Please find all lines in the data that hold the string "label" and copy them.

** start of Records shown **

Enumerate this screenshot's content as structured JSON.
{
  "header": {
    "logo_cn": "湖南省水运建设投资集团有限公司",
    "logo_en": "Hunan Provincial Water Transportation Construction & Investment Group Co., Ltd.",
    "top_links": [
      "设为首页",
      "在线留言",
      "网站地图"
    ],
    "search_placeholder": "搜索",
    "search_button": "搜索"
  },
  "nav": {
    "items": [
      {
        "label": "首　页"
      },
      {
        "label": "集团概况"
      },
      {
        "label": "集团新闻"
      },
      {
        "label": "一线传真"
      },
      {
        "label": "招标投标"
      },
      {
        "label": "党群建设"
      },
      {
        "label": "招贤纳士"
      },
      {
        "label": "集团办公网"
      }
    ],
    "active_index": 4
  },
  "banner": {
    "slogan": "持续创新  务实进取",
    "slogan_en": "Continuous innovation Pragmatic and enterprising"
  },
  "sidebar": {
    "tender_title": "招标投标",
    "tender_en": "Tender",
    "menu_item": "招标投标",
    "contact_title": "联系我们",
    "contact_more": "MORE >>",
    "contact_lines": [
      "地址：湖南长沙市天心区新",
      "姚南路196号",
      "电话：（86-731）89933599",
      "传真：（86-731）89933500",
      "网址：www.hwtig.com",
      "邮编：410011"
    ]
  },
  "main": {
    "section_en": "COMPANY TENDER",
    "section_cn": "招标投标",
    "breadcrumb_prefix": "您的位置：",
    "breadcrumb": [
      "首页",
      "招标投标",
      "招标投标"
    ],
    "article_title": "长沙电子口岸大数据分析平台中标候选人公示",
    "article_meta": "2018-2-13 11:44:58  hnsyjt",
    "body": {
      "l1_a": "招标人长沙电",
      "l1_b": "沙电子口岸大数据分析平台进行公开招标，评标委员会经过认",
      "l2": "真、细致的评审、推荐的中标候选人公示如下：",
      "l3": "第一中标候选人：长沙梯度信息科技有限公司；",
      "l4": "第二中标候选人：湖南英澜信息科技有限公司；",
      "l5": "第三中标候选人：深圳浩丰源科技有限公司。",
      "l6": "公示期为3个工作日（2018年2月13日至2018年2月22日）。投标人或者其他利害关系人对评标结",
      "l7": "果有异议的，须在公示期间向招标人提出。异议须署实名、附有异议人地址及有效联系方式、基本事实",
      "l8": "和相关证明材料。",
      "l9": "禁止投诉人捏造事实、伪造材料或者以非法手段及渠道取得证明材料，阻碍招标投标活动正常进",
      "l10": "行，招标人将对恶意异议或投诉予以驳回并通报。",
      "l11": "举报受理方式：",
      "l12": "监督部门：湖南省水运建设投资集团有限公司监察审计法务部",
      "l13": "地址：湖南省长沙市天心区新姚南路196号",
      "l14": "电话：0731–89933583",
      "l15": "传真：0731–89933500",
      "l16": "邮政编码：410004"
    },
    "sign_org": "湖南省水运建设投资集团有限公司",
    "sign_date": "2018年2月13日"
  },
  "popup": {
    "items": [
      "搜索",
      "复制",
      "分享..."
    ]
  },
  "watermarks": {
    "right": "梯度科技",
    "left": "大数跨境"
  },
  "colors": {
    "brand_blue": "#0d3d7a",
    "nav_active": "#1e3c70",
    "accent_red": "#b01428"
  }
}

** end of Records shown **

(Completed exercise)
        "label": "首　页"
        "label": "集团概况"
        "label": "集团新闻"
        "label": "一线传真"
        "label": "招标投标"
        "label": "党群建设"
        "label": "招贤纳士"
        "label": "集团办公网"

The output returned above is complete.